DATA ENTRIES:
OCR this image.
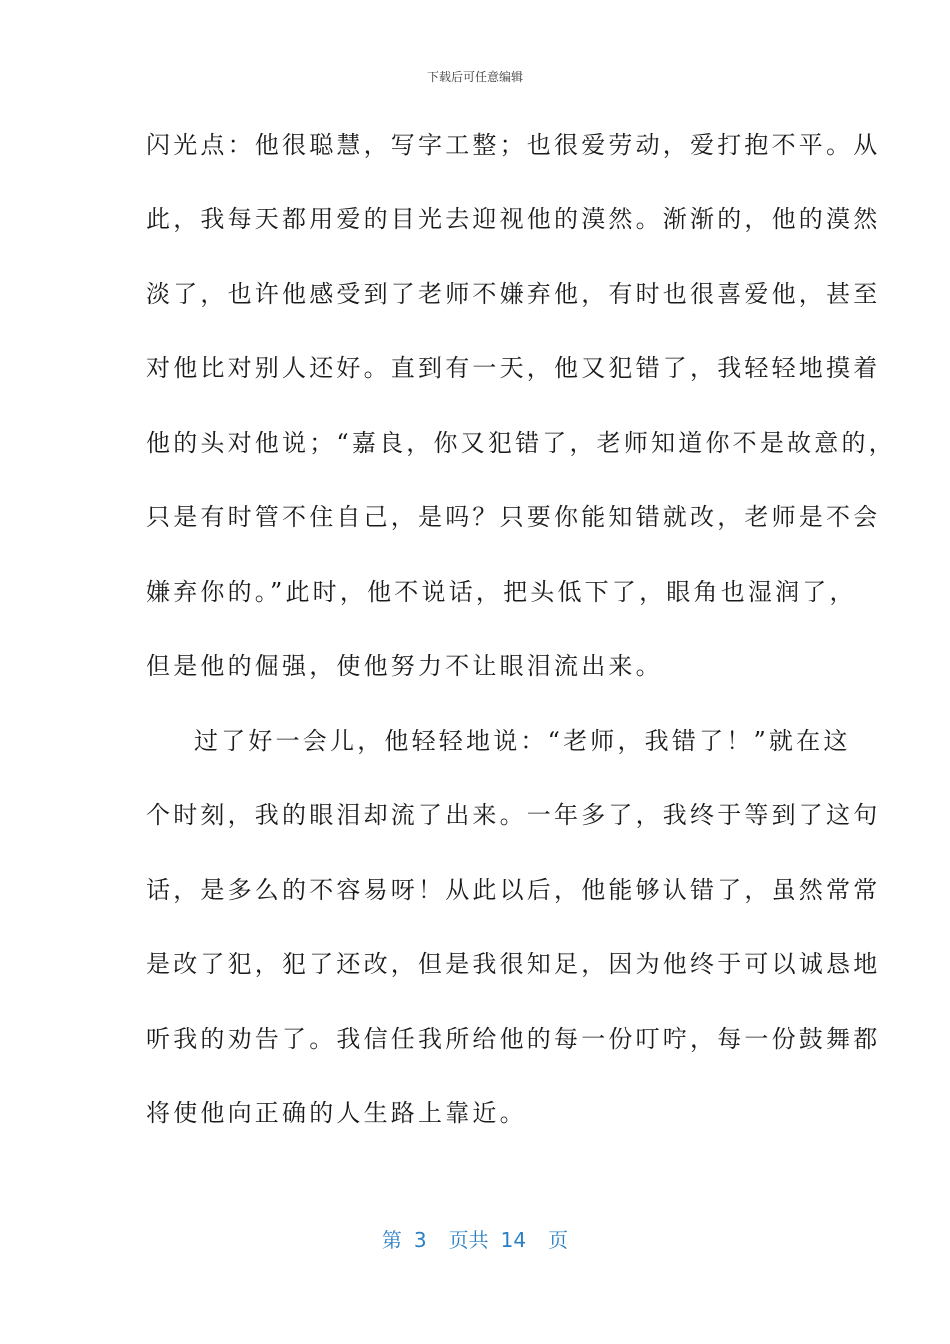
下载后可任意编辑
闪光点：他很聪慧，写字工整；也很爱劳动，爱打抱不平。从
此，我每天都用爱的目光去迎视他的漠然。渐渐的，他的漠然
淡了，也许他感受到了老师不嫌弃他，有时也很喜爱他，甚至
对他比对别人还好。直到有一天，他又犯错了，我轻轻地摸着
他的头对他说；“嘉良，你又犯错了，老师知道你不是故意的，
只是有时管不住自己，是吗？只要你能知错就改，老师是不会
嫌弃你的。”此时，他不说话，把头低下了，眼角也湿润了，
但是他的倔强，使他努力不让眼泪流出来。
过了好一会儿，他轻轻地说：“老师，我错了！”就在这
个时刻，我的眼泪却流了出来。一年多了，我终于等到了这句
话，是多么的不容易呀！从此以后，他能够认错了，虽然常常
是改了犯，犯了还改，但是我很知足，因为他终于可以诚恳地
听我的劝告了。我信任我所给他的每一份叮咛，每一份鼓舞都
将使他向正确的人生路上靠近。
第 3 页共 14 页
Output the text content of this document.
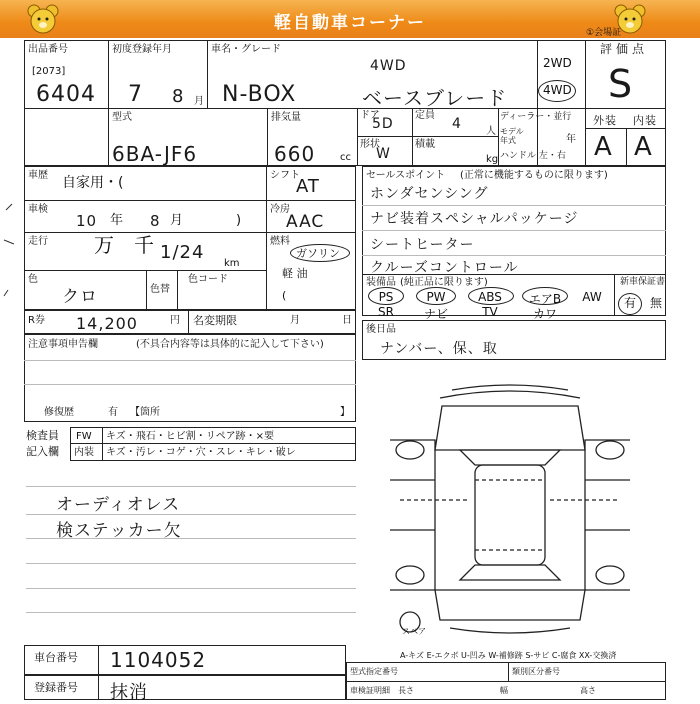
軽自動車コーナー	①会場証
出品番号
[2073]
6404
初度登録年月
7 8 月
車名・グレード
4WD
N-BOX	ベースブレード
2WD
4WD
評価点
S
外装 内装
A A
型式
6BA-JF6
排気量
660 cc
ドア
5D
定員
4 人
形状
W
積載
kg
ディーラー・並行
モデル年式	年
ハンドル 左・右
車歴 自家用・(	シフト
AT
車検
10 年 8 月	)
冷房
AAC
走行 万 千 1/24
km
燃料
ガソリン
軽 油
(
色
クロ	色替
色コード
R券 14,200	円 名変期限	月	日
注意事項申告欄	(不具合内容等は具体的に記入して下さい)
修復歴	有 【箇所	】
セールスポイント (正常に機能するものに限ります)
ホンダセンシング
ナビ装着スペシャルパッケージ
シートヒーター
クルーズコントロール
装備品 (純正品に限ります)	新車保証書
PS	PW	ABS	エアB	AW
SR	ナビ	TV	カワ
有 無
後日品
ナンバー、保、取
検査員
記入欄
FW キズ・飛石・ヒビ割・リペア跡・×要
内装 キズ・汚レ・コゲ・穴・スレ・キレ・破レ
オーディオレス
検ステッカー欠
スペア
A-キズ E-エクボ U-凹み W-補修跡 S-サビ C-腐食 XX-交換済
車台番号 1104052
登録番号 抹消
型式指定番号	類別区分番号
車検証明細 長さ	幅	高さ
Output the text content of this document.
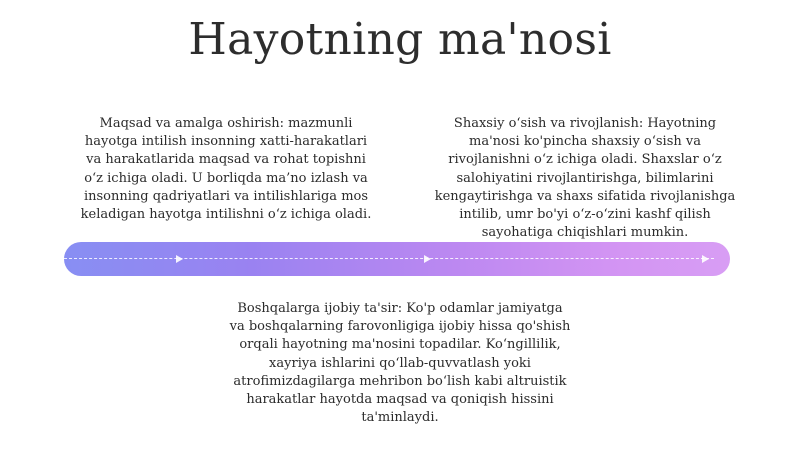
Hayotning ma'nosi

Maqsad va amalga oshirish: mazmunli hayotga intilish insonning xatti-harakatlari va harakatlarida maqsad va rohat topishni o‘z ichiga oladi. U borliqda ma’no izlash va insonning qadriyatlari va intilishlariga mos keladigan hayotga intilishni o‘z ichiga oladi.

Shaxsiy o‘sish va rivojlanish: Hayotning ma'nosi ko'pincha shaxsiy o‘sish va rivojlanishni o‘z ichiga oladi. Shaxslar o‘z salohiyatini rivojlantirishga, bilimlarini kengaytirishga va shaxs sifatida rivojlanishga intilib, umr bo'yi o‘z-o‘zini kashf qilish sayohatiga chiqishlari mumkin.

Boshqalarga ijobiy ta'sir: Ko'p odamlar jamiyatga va boshqalarning farovonligiga ijobiy hissa qo'shish orqali hayotning ma'nosini topadilar. Ko‘ngillilik, xayriya ishlarini qo‘llab-quvvatlash yoki atrofimizdagilarga mehribon bo‘lish kabi altruistik harakatlar hayotda maqsad va qoniqish hissini ta'minlaydi.
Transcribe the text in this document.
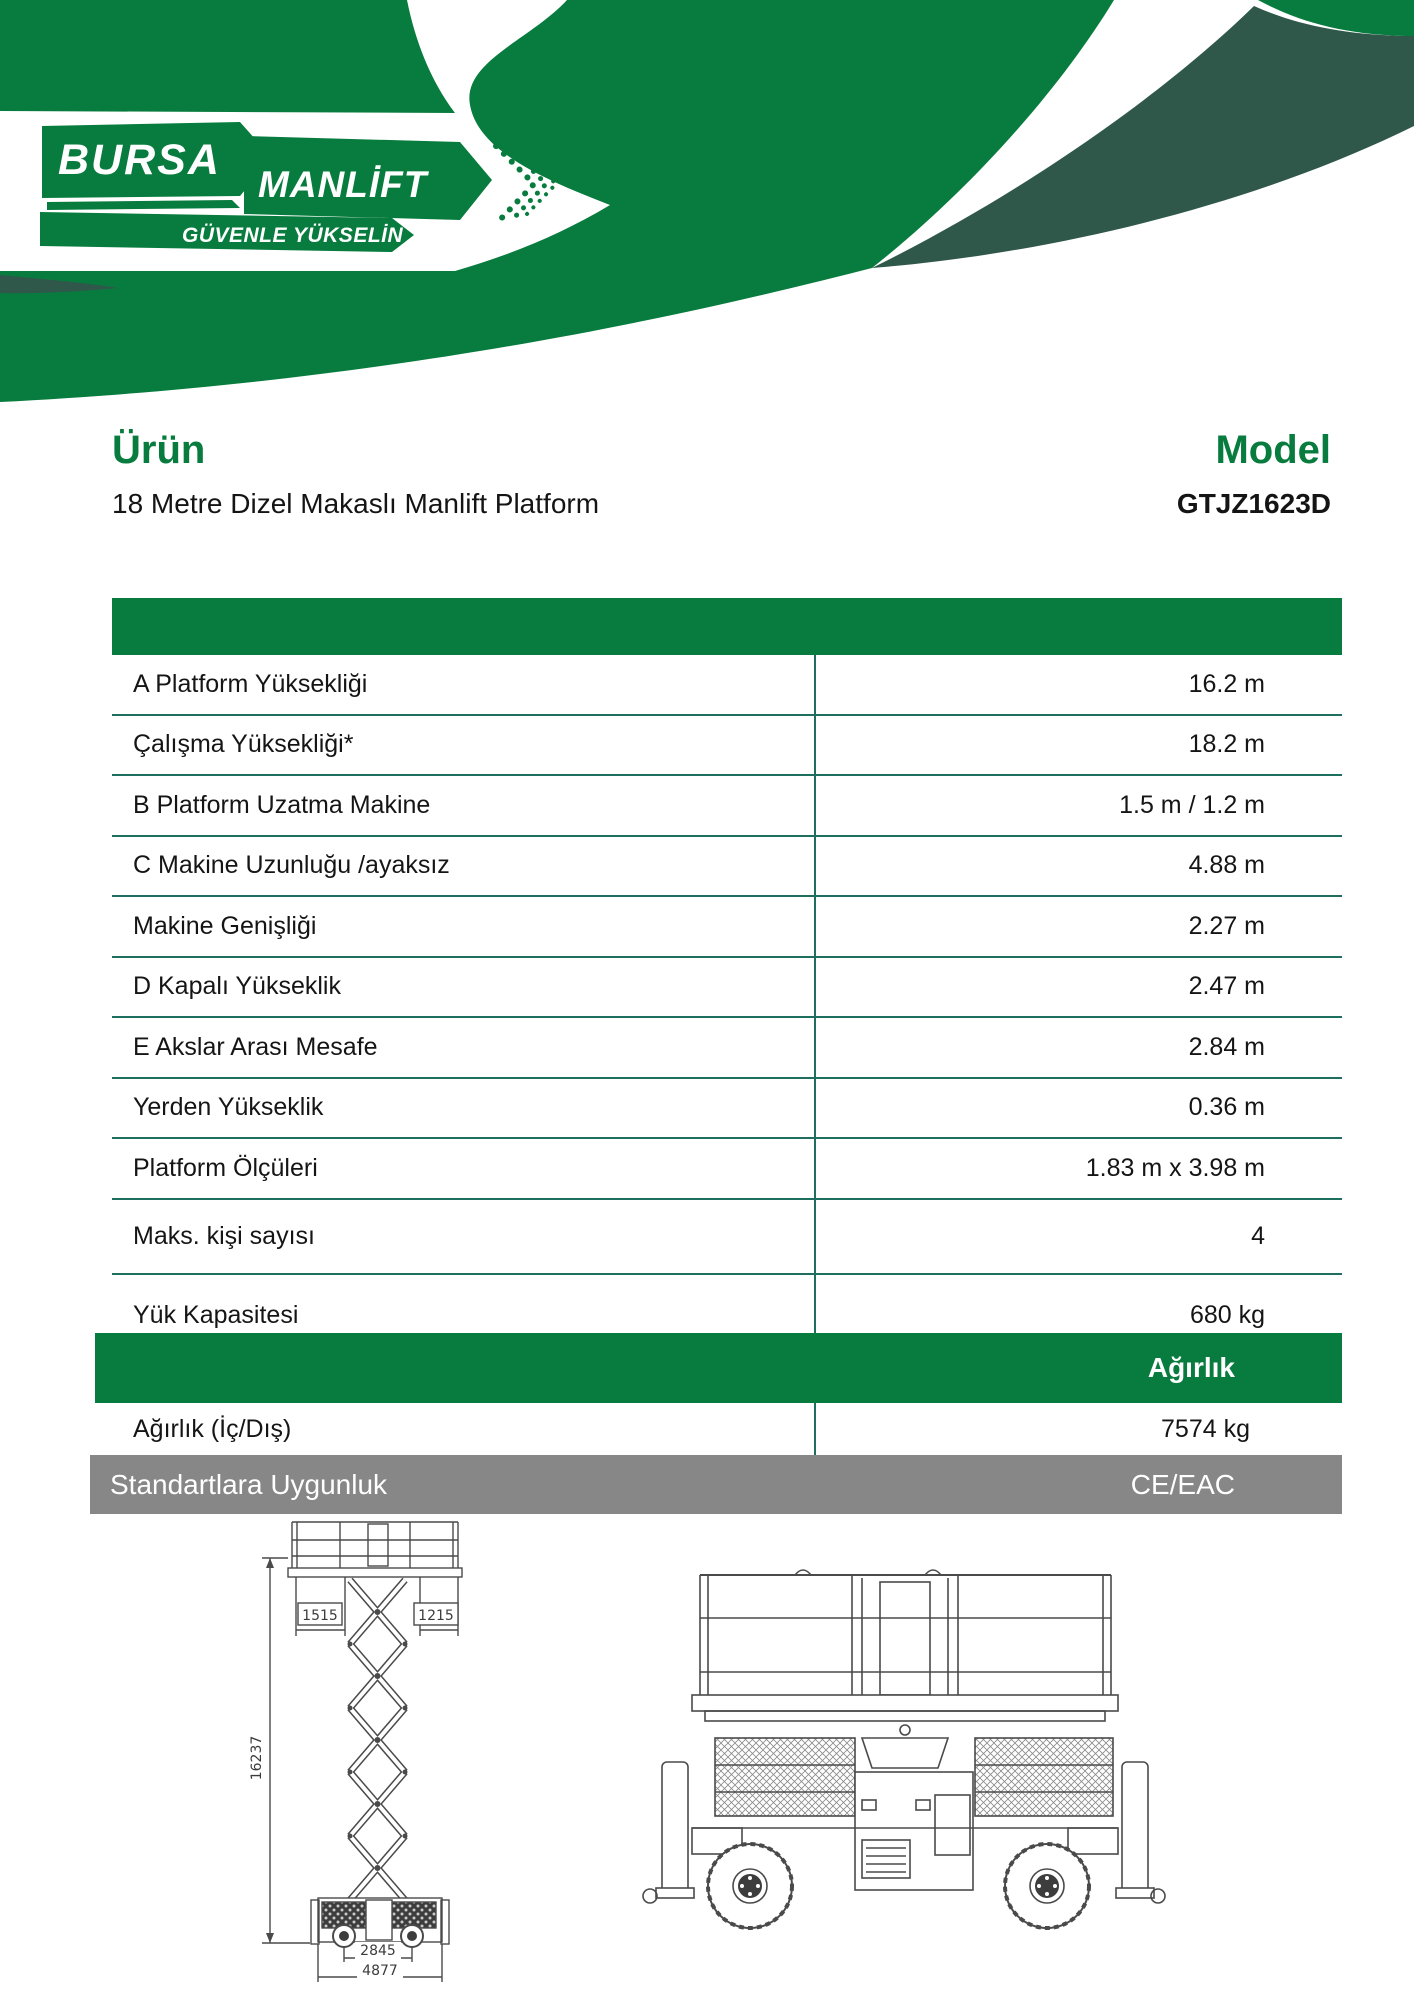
BURSA
MANLİFT
GÜVENLE YÜKSELİN
Ürün
18 Metre Dizel Makaslı Manlift Platform
Model
GTJZ1623D
A Platform Yüksekliği	16.2 m
Çalışma Yüksekliği*	18.2 m
B Platform Uzatma Makine	1.5 m / 1.2 m
C Makine Uzunluğu /ayaksız	4.88 m
Makine Genişliği	2.27 m
D Kapalı Yükseklik	2.47 m
E Akslar Arası Mesafe	2.84 m
Yerden Yükseklik	0.36 m
Platform Ölçüleri	1.83 m x 3.98 m
Maks. kişi sayısı	4
Yük Kapasitesi	680 kg
Ağırlık
Ağırlık (İç/Dış)	7574 kg
Standartlara Uygunluk	CE/EAC
1515	1215
16237
2845
4877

STATED GOAL: Leave the pictures out, and print every line of the listing exactly as written.

RESPONSE FOR THIS EXERCISE:
OCR this image.
下载后可任意编辑
闪光点：他很聪慧，写字工整；也很爱劳动，爱打抱不平。从
此，我每天都用爱的目光去迎视他的漠然。渐渐的，他的漠然
淡了，也许他感受到了老师不嫌弃他，有时也很喜爱他，甚至
对他比对别人还好。直到有一天，他又犯错了，我轻轻地摸着
他的头对他说；“嘉良，你又犯错了，老师知道你不是故意的，
只是有时管不住自己，是吗？只要你能知错就改，老师是不会
嫌弃你的。”此时，他不说话，把头低下了，眼角也湿润了，
但是他的倔强，使他努力不让眼泪流出来。
过了好一会儿，他轻轻地说：“老师，我错了！”就在这
个时刻，我的眼泪却流了出来。一年多了，我终于等到了这句
话，是多么的不容易呀！从此以后，他能够认错了，虽然常常
是改了犯，犯了还改，但是我很知足，因为他终于可以诚恳地
听我的劝告了。我信任我所给他的每一份叮咛，每一份鼓舞都
将使他向正确的人生路上靠近。
第 3 页共 14 页
Output the text content of this document.
軽自動車コーナー	①会場証
出品番号
[2073]
6404
初度登録年月
7 8 月
車名・グレード
4WD
N-BOX	ベースブレード
2WD
4WD
評価点
S
外装 内装
A A
型式
6BA-JF6
排気量
660 cc
ドア
5D
定員
4 人
形状
W
積載
kg
ディーラー・並行
モデル年式	年
ハンドル 左・右
車歴 自家用・(	シフト
AT
車検
10 年 8 月	)
冷房
AAC
走行 万 千 1/24
km
燃料
ガソリン
軽 油
(
色
クロ	色替
色コード
R券 14,200	円 名変期限	月	日
注意事項申告欄	(不具合内容等は具体的に記入して下さい)
修復歴	有 【箇所	】
セールスポイント (正常に機能するものに限ります)
ホンダセンシング
ナビ装着スペシャルパッケージ
シートヒーター
クルーズコントロール
装備品 (純正品に限ります)	新車保証書
PS	PW	ABS	エアB	AW
SR	ナビ	TV	カワ
有 無
後日品
ナンバー、保、取
検査員
記入欄
FW キズ・飛石・ヒビ割・リペア跡・×要
内装 キズ・汚レ・コゲ・穴・スレ・キレ・破レ
オーディオレス
検ステッカー欠
スペア
A-キズ E-エクボ U-凹み W-補修跡 S-サビ C-腐食 XX-交換済
車台番号 1104052
登録番号 抹消
型式指定番号	類別区分番号
車検証明細 長さ	幅	高さ
Output the text content of this document.
Hayotning ma'nosi

Maqsad va amalga oshirish: mazmunli hayotga intilish insonning xatti-harakatlari va harakatlarida maqsad va rohat topishni o‘z ichiga oladi. U borliqda ma’no izlash va insonning qadriyatlari va intilishlariga mos keladigan hayotga intilishni o‘z ichiga oladi.

Shaxsiy o‘sish va rivojlanish: Hayotning ma'nosi ko'pincha shaxsiy o‘sish va rivojlanishni o‘z ichiga oladi. Shaxslar o‘z salohiyatini rivojlantirishga, bilimlarini kengaytirishga va shaxs sifatida rivojlanishga intilib, umr bo'yi o‘z-o‘zini kashf qilish sayohatiga chiqishlari mumkin.

Boshqalarga ijobiy ta'sir: Ko'p odamlar jamiyatga va boshqalarning farovonligiga ijobiy hissa qo'shish orqali hayotning ma'nosini topadilar. Ko‘ngillilik, xayriya ishlarini qo‘llab-quvvatlash yoki atrofimizdagilarga mehribon bo‘lish kabi altruistik harakatlar hayotda maqsad va qoniqish hissini ta'minlaydi.
Transcribe the text in this document.
BURSA
MANLİFT
GÜVENLE YÜKSELİN
Ürün
18 Metre Dizel Makaslı Manlift Platform
Model
GTJZ1623D
A Platform Yüksekliği	16.2 m
Çalışma Yüksekliği*	18.2 m
B Platform Uzatma Makine	1.5 m / 1.2 m
C Makine Uzunluğu /ayaksız	4.88 m
Makine Genişliği	2.27 m
D Kapalı Yükseklik	2.47 m
E Akslar Arası Mesafe	2.84 m
Yerden Yükseklik	0.36 m
Platform Ölçüleri	1.83 m x 3.98 m
Maks. kişi sayısı	4
Yük Kapasitesi	680 kg
Ağırlık
Ağırlık (İç/Dış)	7574 kg
Standartlara Uygunluk	CE/EAC
1515	1215
16237
2845
4877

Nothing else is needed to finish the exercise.